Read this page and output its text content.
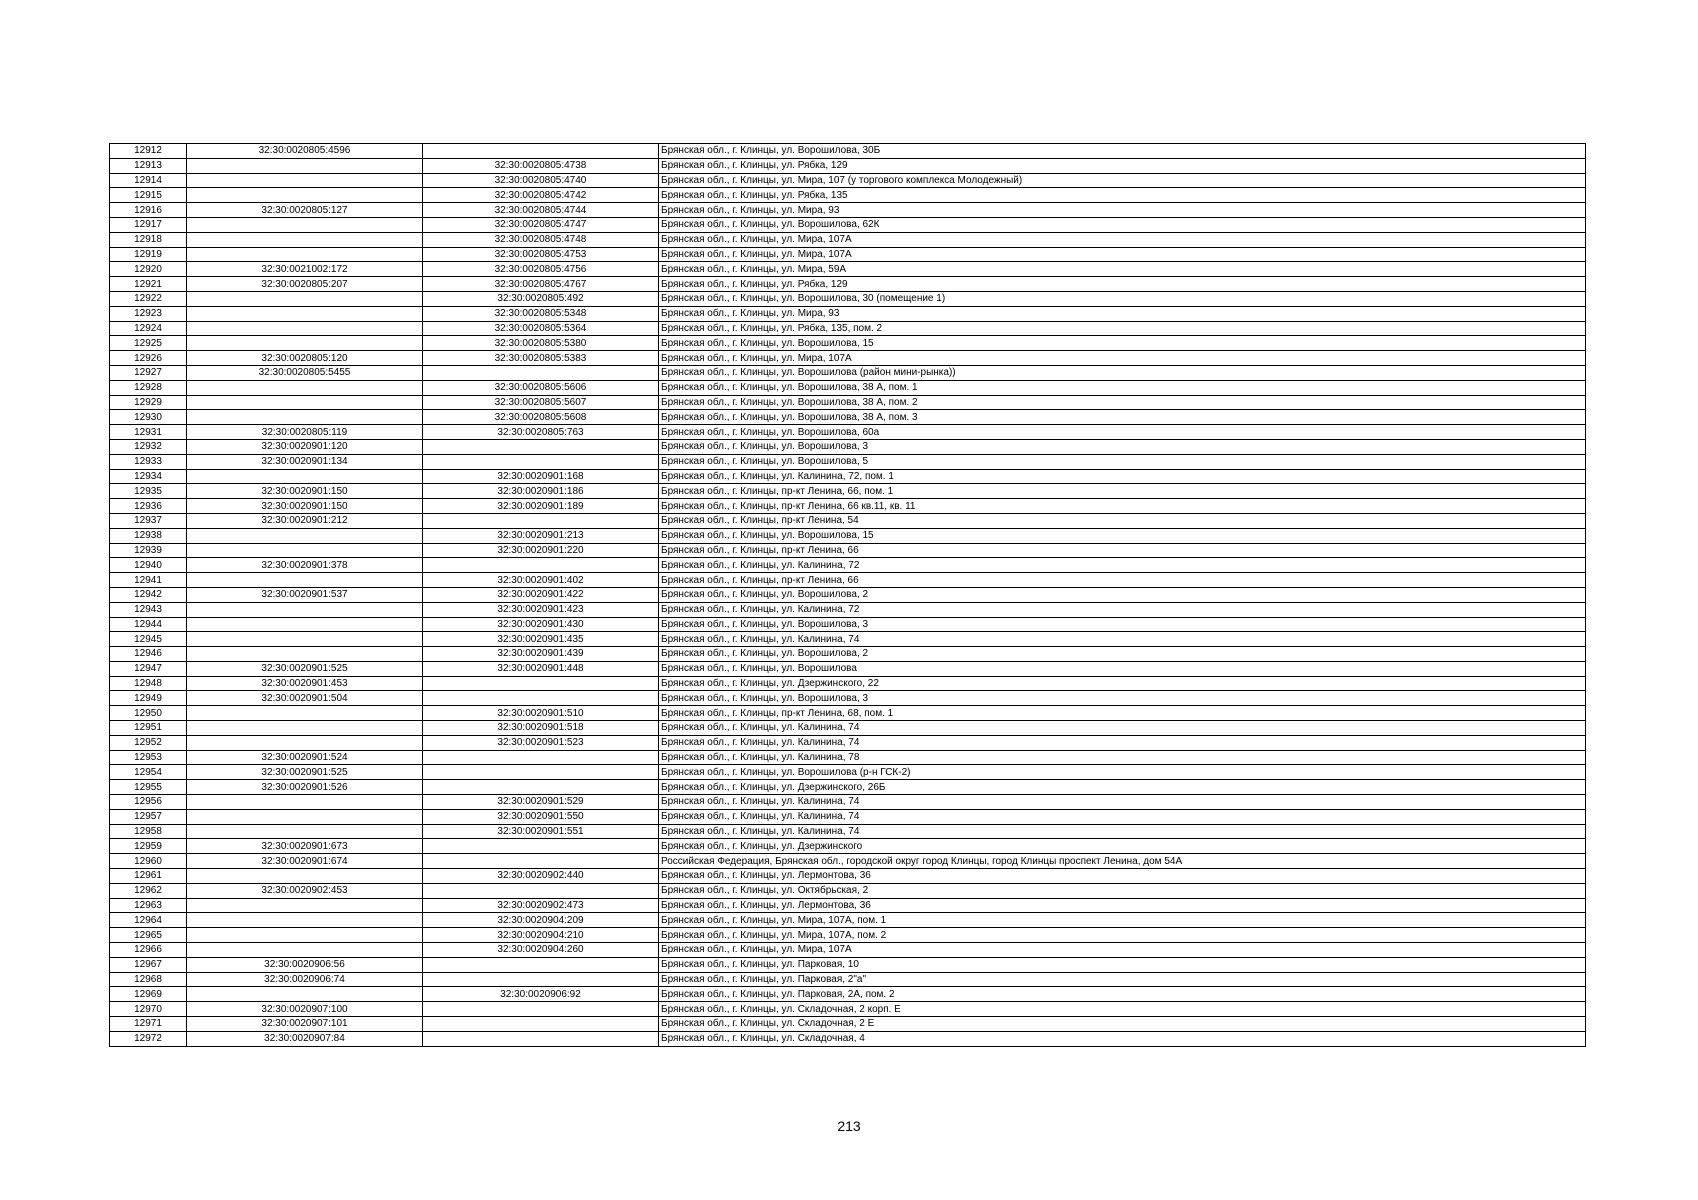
12912	32:30:0020805:4596		Брянская обл., г. Клинцы, ул. Ворошилова, 30Б
12913		32:30:0020805:4738	Брянская обл., г. Клинцы, ул. Рябка, 129
12914		32:30:0020805:4740	Брянская обл., г. Клинцы, ул. Мира, 107 (у торгового комплекса Молодежный)
12915		32:30:0020805:4742	Брянская обл., г. Клинцы, ул. Рябка, 135
12916	32:30:0020805:127	32:30:0020805:4744	Брянская обл., г. Клинцы, ул. Мира, 93
12917		32:30:0020805:4747	Брянская обл., г. Клинцы, ул. Ворошилова, 62К
12918		32:30:0020805:4748	Брянская обл., г. Клинцы, ул. Мира, 107А
12919		32:30:0020805:4753	Брянская обл., г. Клинцы, ул. Мира, 107А
12920	32:30:0021002:172	32:30:0020805:4756	Брянская обл., г. Клинцы, ул. Мира, 59А
12921	32:30:0020805:207	32:30:0020805:4767	Брянская обл., г. Клинцы, ул. Рябка, 129
12922		32:30:0020805:492	Брянская обл., г. Клинцы, ул. Ворошилова, 30 (помещение 1)
12923		32:30:0020805:5348	Брянская обл., г. Клинцы, ул. Мира, 93
12924		32:30:0020805:5364	Брянская обл., г. Клинцы, ул. Рябка, 135, пом. 2
12925		32:30:0020805:5380	Брянская обл., г. Клинцы, ул. Ворошилова, 15
12926	32:30:0020805:120	32:30:0020805:5383	Брянская обл., г. Клинцы, ул. Мира, 107А
12927	32:30:0020805:5455		Брянская обл., г. Клинцы, ул. Ворошилова (район мини-рынка))
12928		32:30:0020805:5606	Брянская обл., г. Клинцы, ул. Ворошилова, 38 А, пом. 1
12929		32:30:0020805:5607	Брянская обл., г. Клинцы, ул. Ворошилова, 38 А, пом. 2
12930		32:30:0020805:5608	Брянская обл., г. Клинцы, ул. Ворошилова, 38 А, пом. 3
12931	32:30:0020805:119	32:30:0020805:763	Брянская обл., г. Клинцы, ул. Ворошилова, 60а
12932	32:30:0020901:120		Брянская обл., г. Клинцы, ул. Ворошилова, 3
12933	32:30:0020901:134		Брянская обл., г. Клинцы, ул. Ворошилова, 5
12934		32:30:0020901:168	Брянская обл., г. Клинцы, ул. Калинина, 72, пом. 1
12935	32:30:0020901:150	32:30:0020901:186	Брянская обл., г. Клинцы, пр-кт Ленина, 66, пом. 1
12936	32:30:0020901:150	32:30:0020901:189	Брянская обл., г. Клинцы, пр-кт Ленина, 66 кв.11, кв. 11
12937	32:30:0020901:212		Брянская обл., г. Клинцы, пр-кт Ленина, 54
12938		32:30:0020901:213	Брянская обл., г. Клинцы, ул. Ворошилова, 15
12939		32:30:0020901:220	Брянская обл., г. Клинцы, пр-кт Ленина, 66
12940	32:30:0020901:378		Брянская обл., г. Клинцы, ул. Калинина, 72
12941		32:30:0020901:402	Брянская обл., г. Клинцы, пр-кт Ленина, 66
12942	32:30:0020901:537	32:30:0020901:422	Брянская обл., г. Клинцы, ул. Ворошилова, 2
12943		32:30:0020901:423	Брянская обл., г. Клинцы, ул. Калинина, 72
12944		32:30:0020901:430	Брянская обл., г. Клинцы, ул. Ворошилова, 3
12945		32:30:0020901:435	Брянская обл., г. Клинцы, ул. Калинина, 74
12946		32:30:0020901:439	Брянская обл., г. Клинцы, ул. Ворошилова, 2
12947	32:30:0020901:525	32:30:0020901:448	Брянская обл., г. Клинцы, ул. Ворошилова
12948	32:30:0020901:453		Брянская обл., г. Клинцы, ул. Дзержинского, 22
12949	32:30:0020901:504		Брянская обл., г. Клинцы, ул. Ворошилова, 3
12950		32:30:0020901:510	Брянская обл., г. Клинцы, пр-кт Ленина, 68, пом. 1
12951		32:30:0020901:518	Брянская обл., г. Клинцы, ул. Калинина, 74
12952		32:30:0020901:523	Брянская обл., г. Клинцы, ул. Калинина, 74
12953	32:30:0020901:524		Брянская обл., г. Клинцы, ул. Калинина, 78
12954	32:30:0020901:525		Брянская обл., г. Клинцы, ул. Ворошилова (р-н ГСК-2)
12955	32:30:0020901:526		Брянская обл., г. Клинцы, ул. Дзержинского, 26Б
12956		32:30:0020901:529	Брянская обл., г. Клинцы, ул. Калинина, 74
12957		32:30:0020901:550	Брянская обл., г. Клинцы, ул. Калинина, 74
12958		32:30:0020901:551	Брянская обл., г. Клинцы, ул. Калинина, 74
12959	32:30:0020901:673		Брянская обл., г. Клинцы, ул. Дзержинского
12960	32:30:0020901:674		Российская Федерация, Брянская обл., городской округ город Клинцы, город Клинцы проспект Ленина, дом 54А
12961		32:30:0020902:440	Брянская обл., г. Клинцы, ул. Лермонтова, 36
12962	32:30:0020902:453		Брянская обл., г. Клинцы, ул. Октябрьская, 2
12963		32:30:0020902:473	Брянская обл., г. Клинцы, ул. Лермонтова, 36
12964		32:30:0020904:209	Брянская обл., г. Клинцы, ул. Мира, 107А, пом. 1
12965		32:30:0020904:210	Брянская обл., г. Клинцы, ул. Мира, 107А, пом. 2
12966		32:30:0020904:260	Брянская обл., г. Клинцы, ул. Мира, 107А
12967	32:30:0020906:56		Брянская обл., г. Клинцы, ул. Парковая, 10
12968	32:30:0020906:74		Брянская обл., г. Клинцы, ул. Парковая, 2"а"
12969		32:30:0020906:92	Брянская обл., г. Клинцы, ул. Парковая, 2А, пом. 2
12970	32:30:0020907:100		Брянская обл., г. Клинцы, ул. Складочная, 2 корп. Е
12971	32:30:0020907:101		Брянская обл., г. Клинцы, ул. Складочная, 2 Е
12972	32:30:0020907:84		Брянская обл., г. Клинцы, ул. Складочная, 4
213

=-=-=-=-=

- What the exercise asks: Find every line above that contains the word "Лермонтова", and return each one.

- Result of this exercise:
12961		32:30:0020902:440	Брянская обл., г. Клинцы, ул. Лермонтова, 36
12963		32:30:0020902:473	Брянская обл., г. Клинцы, ул. Лермонтова, 36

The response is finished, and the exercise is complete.